[Stored data entries]

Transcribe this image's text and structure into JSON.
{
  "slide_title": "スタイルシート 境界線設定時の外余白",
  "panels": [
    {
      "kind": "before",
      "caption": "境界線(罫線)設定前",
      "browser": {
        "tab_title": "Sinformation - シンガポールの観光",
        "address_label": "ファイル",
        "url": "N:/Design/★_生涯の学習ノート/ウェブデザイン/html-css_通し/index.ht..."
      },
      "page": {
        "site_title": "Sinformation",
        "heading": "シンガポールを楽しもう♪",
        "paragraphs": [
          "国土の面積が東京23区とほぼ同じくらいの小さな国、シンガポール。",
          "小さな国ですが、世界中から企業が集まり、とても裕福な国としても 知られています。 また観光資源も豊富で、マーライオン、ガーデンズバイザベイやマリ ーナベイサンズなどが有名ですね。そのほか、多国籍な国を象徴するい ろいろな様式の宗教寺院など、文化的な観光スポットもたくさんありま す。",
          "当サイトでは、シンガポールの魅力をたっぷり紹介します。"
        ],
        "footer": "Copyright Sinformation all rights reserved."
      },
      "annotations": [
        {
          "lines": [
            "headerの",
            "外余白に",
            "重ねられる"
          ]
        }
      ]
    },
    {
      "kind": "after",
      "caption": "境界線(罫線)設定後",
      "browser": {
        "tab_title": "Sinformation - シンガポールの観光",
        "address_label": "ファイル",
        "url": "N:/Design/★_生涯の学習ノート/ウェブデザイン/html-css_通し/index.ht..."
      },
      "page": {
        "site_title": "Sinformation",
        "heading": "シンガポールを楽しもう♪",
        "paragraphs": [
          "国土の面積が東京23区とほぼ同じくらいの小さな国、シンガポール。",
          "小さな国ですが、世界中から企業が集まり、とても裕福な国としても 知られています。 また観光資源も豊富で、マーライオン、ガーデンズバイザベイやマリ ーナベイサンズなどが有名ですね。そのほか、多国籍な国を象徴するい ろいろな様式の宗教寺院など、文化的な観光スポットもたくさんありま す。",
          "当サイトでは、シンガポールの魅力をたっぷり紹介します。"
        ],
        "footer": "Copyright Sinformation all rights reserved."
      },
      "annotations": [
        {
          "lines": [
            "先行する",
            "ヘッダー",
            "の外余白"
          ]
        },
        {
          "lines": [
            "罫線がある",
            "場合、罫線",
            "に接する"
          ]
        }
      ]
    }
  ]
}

TASK TO COMPLETE – Copy every line exactly. Leave nothing out.

RIGHT ANSWER –
Transcribe this image's text and structure into JSON.
{
  "slide_title": "スタイルシート 境界線設定時の外余白",
  "panels": [
    {
      "kind": "before",
      "caption": "境界線(罫線)設定前",
      "browser": {
        "tab_title": "Sinformation - シンガポールの観光",
        "address_label": "ファイル",
        "url": "N:/Design/★_生涯の学習ノート/ウェブデザイン/html-css_通し/index.ht..."
      },
      "page": {
        "site_title": "Sinformation",
        "heading": "シンガポールを楽しもう♪",
        "paragraphs": [
          "国土の面積が東京23区とほぼ同じくらいの小さな国、シンガポール。",
          "小さな国ですが、世界中から企業が集まり、とても裕福な国としても 知られています。 また観光資源も豊富で、マーライオン、ガーデンズバイザベイやマリ ーナベイサンズなどが有名ですね。そのほか、多国籍な国を象徴するい ろいろな様式の宗教寺院など、文化的な観光スポットもたくさんありま す。",
          "当サイトでは、シンガポールの魅力をたっぷり紹介します。"
        ],
        "footer": "Copyright Sinformation all rights reserved."
      },
      "annotations": [
        {
          "lines": [
            "headerの",
            "外余白に",
            "重ねられる"
          ]
        }
      ]
    },
    {
      "kind": "after",
      "caption": "境界線(罫線)設定後",
      "browser": {
        "tab_title": "Sinformation - シンガポールの観光",
        "address_label": "ファイル",
        "url": "N:/Design/★_生涯の学習ノート/ウェブデザイン/html-css_通し/index.ht..."
      },
      "page": {
        "site_title": "Sinformation",
        "heading": "シンガポールを楽しもう♪",
        "paragraphs": [
          "国土の面積が東京23区とほぼ同じくらいの小さな国、シンガポール。",
          "小さな国ですが、世界中から企業が集まり、とても裕福な国としても 知られています。 また観光資源も豊富で、マーライオン、ガーデンズバイザベイやマリ ーナベイサンズなどが有名ですね。そのほか、多国籍な国を象徴するい ろいろな様式の宗教寺院など、文化的な観光スポットもたくさんありま す。",
          "当サイトでは、シンガポールの魅力をたっぷり紹介します。"
        ],
        "footer": "Copyright Sinformation all rights reserved."
      },
      "annotations": [
        {
          "lines": [
            "先行する",
            "ヘッダー",
            "の外余白"
          ]
        },
        {
          "lines": [
            "罫線がある",
            "場合、罫線",
            "に接する"
          ]
        }
      ]
    }
  ]
}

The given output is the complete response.